### [Page excerpt]

Shai Gilgeous-Alexander was selected with the 11th overall pick of the 2018 NBA Draft. He became the 14th Kentucky guard to be drafted since John Calipari took over the head coaching job in 2009.
So where will Gilgeous-Alexander rank amongst his Kentucky family when it's all said and done?
Of the 14 guards drafted to the league, only John Wall (1), De'Aaron Fox (5), Jamal Murray (7) and Brandon Knight (8) were selected higher than 11th. In the 2017 NBA Draft, Malik Monk (11) was selected at the same pick as Gilgeous-Alexander, with Devin Booker (13) in 2015 rounding out the group of players taken as a lottery pick.
Aside from Fox and Monk coming off the bench on senior night, all but two of the guards mentioned above started every game in their career at Kentucky: Gilgeous-Alexander and Booker.
Booker played during the blue-white platoon year for the Wildcats, not starting in any games for Kentucky. He came off the bench in all 38 contests and only played 21.5 minutes per game.
Gilgeous-Alexander's story was a bit different. He was the ninth-highest rated player on his team in terms of high school ranking. He came off the bench for 13 of his first 15 college games before Calipari slid him into the starting lineup permanently for the remainder of the season.
But coming off the bench is not the only thing Booker and Gilgeous-Alexander have in common. Neither were a top-20 recruit coming out of high school. They both slipped out of the top-10 on draft night and neither were the first Kentucky player selected in their draft. They also both stand in at 6-foot-6, which is bigger than the average guard in the NBA.
These similarities are good for Gilgeous-Alexander considering the success that Booker has had in the league, but where do they differ?
Comparing their college stats per 40 minutes to even things out, Booker averaged 18.7 points on 47.0 percent from the field and 41.1 percent from three. Scoring has never been an issue for the sharpshooting guard, but he contributed in other ways as well, pulling down 3.7 rebounds and dishing out 2.1 assists per 40 minutes.
Gilgeous-Alexander has never been known as a shooter like Booker, but he still averaged 17.1 points per 40 minutes at Kentucky. The shocking part? His 48.5 field goal percentage is better than Booker, and his 40.4 percent from three is nearly the same. He also averaged more rebounds (6.1) and assists (4.9) per 40 minutes.
This is by no means to say Gilgeous-Alexander is as good as or better than Booker offensively. He might just be slightly underrated as a scorer and shooter.
There is one area where SGA separates himself mightily from Booker, though, and that is defense.
Queue a former NBA All-Defensive team selection, John Wall.
Wall has finished top-10 in steals per game in the NBA four times. His 157 steals in 2016-17 led the league. He had a total of 66 steals in his one year at Kentucky, averaging 1.8 per game with a 2.9 steal percentage.
Gilgeous-Alexander is praised for his defense and having a nose for the ball, just like Wall was coming out of college. In his one year at Kentucky, he had 61 total steals, averaging 1.6 per game with 2.8 steal percentage. Per 40 minutes, both Gilgeous-Alexander and Wall averaged 2.0 steals a game.

### [Prompt 1]
Answer the following questions using the article on Shai Gilgeous-Alexander's draft selection.
(a) With which overall pick of the 2018 NBA Draft was Gilgeous-Alexander selected?
(b) In how many of Booker's contests at Kentucky did he come off the bench?
(c) How many total steals did Gilgeous-Alexander record in his one year at Kentucky?
### [Prompt 2]
Retype the article on Shai Gilgeous-Alexander's draft selection between "There is one" and "steals a game.", inclusive, keeping every word and punctuation mark unchanged.

### [Records supplied]

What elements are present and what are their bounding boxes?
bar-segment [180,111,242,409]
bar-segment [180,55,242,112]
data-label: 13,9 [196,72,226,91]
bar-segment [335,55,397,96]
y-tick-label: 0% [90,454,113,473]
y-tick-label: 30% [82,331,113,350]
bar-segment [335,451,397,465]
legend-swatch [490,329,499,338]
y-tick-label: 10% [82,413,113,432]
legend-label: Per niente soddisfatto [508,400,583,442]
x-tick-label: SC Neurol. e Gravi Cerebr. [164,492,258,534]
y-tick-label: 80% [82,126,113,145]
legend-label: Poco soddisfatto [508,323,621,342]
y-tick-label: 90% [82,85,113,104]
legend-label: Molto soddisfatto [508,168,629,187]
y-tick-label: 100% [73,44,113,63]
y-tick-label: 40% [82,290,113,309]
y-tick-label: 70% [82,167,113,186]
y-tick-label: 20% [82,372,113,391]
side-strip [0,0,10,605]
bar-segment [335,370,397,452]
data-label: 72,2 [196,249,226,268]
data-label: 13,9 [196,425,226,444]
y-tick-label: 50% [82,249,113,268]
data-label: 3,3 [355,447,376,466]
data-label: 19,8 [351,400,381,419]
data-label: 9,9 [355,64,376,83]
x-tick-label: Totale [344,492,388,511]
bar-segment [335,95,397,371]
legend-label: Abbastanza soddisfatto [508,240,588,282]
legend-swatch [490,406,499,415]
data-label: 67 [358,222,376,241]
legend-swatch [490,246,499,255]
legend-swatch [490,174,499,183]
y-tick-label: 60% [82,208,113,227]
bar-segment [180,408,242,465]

### [Problem solution 1]
(a) The 11th overall pick.
(b) All 38 contests.
(c) 61 steals.

### [Problem solution 2]
There is one area where SGA separates himself mightily from Booker, though, and that is defense.
Queue a former NBA All-Defensive team selection, John Wall.
Wall has finished top-10 in steals per game in the NBA four times. His 157 steals in 2016-17 led the league. He had a total of 66 steals in his one year at Kentucky, averaging 1.8 per game with a 2.9 steal percentage.
Gilgeous-Alexander is praised for his defense and having a nose for the ball, just like Wall was coming out of college. In his one year at Kentucky, he had 61 total steals, averaging 1.6 per game with 2.8 steal percentage. Per 40 minutes, both Gilgeous-Alexander and Wall averaged 2.0 steals a game.